Dataset items
## Begin

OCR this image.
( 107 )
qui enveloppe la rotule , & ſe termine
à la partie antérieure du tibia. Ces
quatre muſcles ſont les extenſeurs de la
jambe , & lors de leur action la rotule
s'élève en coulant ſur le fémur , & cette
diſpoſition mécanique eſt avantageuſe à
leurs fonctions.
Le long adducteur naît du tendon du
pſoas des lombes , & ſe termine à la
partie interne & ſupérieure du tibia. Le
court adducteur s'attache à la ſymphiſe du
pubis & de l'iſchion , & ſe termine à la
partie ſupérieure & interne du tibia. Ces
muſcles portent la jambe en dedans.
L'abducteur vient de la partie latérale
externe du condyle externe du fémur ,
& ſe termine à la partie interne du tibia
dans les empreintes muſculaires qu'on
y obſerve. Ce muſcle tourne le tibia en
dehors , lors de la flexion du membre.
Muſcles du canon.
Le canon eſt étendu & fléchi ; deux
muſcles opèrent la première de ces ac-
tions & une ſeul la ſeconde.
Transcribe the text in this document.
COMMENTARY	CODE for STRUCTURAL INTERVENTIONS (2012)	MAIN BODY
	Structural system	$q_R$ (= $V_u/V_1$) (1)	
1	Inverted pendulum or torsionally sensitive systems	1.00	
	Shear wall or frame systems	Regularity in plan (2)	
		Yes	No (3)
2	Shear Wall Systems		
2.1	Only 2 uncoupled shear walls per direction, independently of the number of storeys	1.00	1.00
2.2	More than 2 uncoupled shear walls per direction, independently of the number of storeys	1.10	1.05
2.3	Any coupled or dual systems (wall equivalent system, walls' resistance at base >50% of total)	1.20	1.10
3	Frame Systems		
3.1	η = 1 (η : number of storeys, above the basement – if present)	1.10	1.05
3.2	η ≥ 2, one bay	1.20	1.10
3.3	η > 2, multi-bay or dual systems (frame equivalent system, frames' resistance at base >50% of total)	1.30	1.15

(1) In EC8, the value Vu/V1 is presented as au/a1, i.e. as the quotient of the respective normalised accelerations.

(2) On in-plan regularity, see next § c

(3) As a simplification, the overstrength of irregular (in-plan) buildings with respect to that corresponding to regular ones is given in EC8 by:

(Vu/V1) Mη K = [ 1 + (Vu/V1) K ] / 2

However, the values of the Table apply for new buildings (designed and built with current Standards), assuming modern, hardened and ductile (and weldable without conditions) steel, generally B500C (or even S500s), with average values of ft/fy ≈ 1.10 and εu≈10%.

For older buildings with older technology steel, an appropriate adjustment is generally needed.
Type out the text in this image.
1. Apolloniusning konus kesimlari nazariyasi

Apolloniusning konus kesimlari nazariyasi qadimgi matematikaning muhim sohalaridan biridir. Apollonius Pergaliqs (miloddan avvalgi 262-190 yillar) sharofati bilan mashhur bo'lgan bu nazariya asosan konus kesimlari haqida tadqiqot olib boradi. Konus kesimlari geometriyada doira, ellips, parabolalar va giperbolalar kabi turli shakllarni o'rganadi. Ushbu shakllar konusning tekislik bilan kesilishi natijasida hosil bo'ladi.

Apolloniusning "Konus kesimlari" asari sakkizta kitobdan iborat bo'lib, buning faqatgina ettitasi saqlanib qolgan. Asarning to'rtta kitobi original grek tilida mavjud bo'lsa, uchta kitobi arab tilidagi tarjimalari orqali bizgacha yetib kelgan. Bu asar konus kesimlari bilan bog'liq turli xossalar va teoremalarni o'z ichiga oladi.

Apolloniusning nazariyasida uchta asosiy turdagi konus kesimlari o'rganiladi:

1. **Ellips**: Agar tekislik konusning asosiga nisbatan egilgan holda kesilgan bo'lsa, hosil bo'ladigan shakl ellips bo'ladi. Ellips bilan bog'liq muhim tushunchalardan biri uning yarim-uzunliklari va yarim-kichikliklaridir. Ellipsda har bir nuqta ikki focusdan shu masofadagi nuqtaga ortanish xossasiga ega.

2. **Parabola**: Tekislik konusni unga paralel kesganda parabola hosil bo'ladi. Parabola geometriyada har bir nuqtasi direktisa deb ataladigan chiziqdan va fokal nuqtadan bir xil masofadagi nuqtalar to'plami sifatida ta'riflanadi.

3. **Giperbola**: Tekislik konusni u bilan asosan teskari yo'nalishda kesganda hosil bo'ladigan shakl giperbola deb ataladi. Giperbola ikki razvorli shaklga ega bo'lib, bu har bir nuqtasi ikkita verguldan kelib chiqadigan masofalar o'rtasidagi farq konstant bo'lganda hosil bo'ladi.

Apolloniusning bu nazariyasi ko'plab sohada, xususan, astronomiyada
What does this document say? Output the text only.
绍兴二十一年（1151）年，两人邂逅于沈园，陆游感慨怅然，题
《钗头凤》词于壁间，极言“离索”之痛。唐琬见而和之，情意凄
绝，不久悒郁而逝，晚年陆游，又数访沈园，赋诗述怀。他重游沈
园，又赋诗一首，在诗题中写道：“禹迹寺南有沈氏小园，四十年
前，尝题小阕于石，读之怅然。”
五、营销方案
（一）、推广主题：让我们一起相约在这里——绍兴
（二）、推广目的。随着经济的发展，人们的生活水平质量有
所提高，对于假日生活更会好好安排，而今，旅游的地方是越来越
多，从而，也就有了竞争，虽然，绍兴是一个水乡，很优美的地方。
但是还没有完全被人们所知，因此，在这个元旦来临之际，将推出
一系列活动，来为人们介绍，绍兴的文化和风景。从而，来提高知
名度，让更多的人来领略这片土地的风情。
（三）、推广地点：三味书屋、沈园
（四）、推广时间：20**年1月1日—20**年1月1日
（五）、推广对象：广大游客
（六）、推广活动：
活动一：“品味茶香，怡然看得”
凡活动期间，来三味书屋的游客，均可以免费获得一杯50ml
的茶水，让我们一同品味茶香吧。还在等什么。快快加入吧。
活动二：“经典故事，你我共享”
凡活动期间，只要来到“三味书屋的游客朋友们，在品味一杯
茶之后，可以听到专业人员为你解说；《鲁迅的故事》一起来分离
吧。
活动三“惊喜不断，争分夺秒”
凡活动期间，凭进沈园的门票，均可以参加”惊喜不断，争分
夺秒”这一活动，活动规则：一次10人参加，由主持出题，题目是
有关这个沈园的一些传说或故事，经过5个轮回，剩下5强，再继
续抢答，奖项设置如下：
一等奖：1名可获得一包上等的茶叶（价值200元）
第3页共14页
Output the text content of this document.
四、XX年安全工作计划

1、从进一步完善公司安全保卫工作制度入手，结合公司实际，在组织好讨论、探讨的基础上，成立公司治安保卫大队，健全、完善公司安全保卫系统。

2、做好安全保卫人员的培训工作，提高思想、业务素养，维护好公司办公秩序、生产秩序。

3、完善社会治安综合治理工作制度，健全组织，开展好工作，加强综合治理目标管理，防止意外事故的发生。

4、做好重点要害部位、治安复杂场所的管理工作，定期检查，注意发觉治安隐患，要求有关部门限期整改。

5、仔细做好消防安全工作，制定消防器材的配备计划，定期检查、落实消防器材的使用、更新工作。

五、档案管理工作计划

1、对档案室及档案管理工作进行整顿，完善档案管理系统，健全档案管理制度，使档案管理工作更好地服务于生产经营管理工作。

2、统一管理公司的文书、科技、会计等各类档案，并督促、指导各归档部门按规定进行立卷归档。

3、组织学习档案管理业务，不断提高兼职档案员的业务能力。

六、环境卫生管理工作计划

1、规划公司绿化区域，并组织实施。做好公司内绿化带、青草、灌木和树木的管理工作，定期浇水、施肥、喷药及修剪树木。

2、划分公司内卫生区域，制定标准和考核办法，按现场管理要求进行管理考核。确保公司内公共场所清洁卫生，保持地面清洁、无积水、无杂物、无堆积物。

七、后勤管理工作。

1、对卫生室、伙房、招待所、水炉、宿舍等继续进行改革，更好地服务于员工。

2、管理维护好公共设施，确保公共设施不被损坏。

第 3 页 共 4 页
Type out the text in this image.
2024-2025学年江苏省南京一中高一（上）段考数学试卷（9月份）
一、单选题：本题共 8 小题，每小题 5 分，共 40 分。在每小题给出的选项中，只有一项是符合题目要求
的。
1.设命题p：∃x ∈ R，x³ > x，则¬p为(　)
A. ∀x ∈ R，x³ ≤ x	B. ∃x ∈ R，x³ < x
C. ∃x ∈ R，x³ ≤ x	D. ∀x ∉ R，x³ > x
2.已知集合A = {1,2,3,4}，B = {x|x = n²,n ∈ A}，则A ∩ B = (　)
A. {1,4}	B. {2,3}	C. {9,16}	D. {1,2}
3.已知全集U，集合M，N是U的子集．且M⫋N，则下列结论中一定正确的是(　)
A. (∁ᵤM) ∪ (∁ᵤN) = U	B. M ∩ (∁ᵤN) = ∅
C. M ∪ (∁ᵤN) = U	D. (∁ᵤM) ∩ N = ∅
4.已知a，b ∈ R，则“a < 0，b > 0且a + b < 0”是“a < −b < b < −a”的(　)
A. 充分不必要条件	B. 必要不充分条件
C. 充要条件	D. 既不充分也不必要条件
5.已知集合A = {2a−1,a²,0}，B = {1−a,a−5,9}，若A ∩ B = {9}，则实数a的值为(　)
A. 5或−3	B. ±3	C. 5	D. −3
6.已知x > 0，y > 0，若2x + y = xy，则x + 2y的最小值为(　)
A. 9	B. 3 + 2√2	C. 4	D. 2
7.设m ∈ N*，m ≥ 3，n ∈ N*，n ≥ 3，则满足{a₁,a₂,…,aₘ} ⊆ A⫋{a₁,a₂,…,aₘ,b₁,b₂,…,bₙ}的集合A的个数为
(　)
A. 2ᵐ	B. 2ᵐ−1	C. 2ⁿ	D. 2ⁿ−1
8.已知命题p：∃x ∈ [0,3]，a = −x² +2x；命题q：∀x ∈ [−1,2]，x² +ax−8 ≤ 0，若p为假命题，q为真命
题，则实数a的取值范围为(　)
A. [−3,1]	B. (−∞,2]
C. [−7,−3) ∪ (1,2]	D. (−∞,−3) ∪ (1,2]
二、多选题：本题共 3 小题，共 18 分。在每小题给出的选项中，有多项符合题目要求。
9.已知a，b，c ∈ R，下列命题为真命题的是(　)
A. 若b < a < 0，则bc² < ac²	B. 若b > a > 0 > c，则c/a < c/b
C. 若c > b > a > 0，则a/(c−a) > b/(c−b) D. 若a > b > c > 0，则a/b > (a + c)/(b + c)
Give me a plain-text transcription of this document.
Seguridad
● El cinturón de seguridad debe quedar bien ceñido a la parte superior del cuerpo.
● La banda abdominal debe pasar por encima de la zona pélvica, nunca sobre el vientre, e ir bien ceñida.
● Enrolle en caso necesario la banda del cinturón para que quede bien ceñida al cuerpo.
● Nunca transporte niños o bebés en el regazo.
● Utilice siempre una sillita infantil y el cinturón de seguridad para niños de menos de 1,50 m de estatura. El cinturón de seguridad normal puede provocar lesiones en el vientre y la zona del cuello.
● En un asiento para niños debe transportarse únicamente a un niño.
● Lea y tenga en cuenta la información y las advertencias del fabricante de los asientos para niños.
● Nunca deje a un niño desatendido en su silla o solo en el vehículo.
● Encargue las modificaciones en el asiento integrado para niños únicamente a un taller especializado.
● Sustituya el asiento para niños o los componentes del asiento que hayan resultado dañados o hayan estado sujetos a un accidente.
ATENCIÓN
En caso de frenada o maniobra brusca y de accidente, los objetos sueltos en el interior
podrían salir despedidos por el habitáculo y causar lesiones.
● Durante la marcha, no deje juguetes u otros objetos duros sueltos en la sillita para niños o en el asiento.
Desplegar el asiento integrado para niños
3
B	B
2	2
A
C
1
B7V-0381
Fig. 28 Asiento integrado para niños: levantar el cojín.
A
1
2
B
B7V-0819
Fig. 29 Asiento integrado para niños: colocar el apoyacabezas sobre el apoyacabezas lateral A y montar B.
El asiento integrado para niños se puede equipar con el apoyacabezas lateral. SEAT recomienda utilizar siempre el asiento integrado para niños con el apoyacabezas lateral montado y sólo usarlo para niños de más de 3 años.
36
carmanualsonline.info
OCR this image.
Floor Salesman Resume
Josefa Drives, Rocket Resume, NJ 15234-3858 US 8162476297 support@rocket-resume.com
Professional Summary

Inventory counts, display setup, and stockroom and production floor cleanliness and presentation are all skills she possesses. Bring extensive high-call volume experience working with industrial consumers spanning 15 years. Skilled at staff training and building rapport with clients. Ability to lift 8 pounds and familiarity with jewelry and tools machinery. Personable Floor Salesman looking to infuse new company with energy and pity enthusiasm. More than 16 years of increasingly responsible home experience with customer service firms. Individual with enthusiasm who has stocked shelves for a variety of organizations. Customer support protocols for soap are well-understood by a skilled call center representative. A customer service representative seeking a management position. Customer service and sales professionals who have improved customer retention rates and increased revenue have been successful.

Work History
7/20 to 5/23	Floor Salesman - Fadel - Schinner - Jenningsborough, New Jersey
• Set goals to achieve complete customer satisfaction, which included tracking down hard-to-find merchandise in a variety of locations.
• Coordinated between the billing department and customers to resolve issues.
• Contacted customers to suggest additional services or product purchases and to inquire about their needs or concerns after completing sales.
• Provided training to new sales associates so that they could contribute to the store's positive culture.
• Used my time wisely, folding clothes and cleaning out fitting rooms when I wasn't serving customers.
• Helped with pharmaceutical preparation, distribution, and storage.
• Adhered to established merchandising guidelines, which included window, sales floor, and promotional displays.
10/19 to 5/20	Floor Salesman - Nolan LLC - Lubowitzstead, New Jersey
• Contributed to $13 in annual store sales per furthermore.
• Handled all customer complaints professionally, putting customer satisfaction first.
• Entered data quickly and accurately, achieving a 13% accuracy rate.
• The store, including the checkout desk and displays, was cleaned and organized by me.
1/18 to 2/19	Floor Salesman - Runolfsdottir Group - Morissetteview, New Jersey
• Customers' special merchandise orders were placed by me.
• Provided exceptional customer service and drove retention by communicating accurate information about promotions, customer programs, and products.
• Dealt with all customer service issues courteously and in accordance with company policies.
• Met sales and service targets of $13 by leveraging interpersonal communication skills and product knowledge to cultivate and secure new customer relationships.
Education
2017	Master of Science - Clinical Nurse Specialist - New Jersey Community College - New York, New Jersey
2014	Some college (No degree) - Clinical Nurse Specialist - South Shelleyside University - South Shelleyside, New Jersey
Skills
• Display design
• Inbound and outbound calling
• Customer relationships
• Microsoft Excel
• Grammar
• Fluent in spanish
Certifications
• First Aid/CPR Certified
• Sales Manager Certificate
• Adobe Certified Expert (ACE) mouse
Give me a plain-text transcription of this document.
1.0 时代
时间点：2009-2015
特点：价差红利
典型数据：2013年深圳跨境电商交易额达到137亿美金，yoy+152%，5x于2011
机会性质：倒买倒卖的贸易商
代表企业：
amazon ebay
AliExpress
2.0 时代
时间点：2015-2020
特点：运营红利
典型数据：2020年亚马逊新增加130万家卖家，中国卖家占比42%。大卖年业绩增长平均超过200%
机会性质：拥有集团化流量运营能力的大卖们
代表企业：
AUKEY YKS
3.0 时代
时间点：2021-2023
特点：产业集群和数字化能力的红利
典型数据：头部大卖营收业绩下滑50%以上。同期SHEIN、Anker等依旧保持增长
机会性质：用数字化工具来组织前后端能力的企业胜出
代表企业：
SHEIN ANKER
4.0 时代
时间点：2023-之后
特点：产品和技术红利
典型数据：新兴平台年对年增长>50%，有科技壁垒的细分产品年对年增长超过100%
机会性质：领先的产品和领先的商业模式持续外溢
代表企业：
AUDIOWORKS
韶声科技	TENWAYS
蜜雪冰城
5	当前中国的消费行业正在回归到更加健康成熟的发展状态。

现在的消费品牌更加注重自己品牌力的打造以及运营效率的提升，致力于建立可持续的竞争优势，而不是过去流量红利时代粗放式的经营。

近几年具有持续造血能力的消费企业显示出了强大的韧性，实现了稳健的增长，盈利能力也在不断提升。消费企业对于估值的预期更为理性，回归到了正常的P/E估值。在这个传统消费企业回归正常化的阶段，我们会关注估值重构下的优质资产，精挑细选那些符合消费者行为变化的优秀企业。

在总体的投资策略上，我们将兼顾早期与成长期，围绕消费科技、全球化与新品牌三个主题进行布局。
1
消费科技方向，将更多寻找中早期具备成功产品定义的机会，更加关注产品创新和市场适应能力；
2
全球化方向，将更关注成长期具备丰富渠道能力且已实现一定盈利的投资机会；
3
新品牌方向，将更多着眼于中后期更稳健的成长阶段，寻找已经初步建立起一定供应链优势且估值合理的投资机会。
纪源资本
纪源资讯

## End

*EXERCISE DETAILS*
How many of the lines above include the word "geometriyada"? Respond with the number alone.

*THE RESPONSE*
2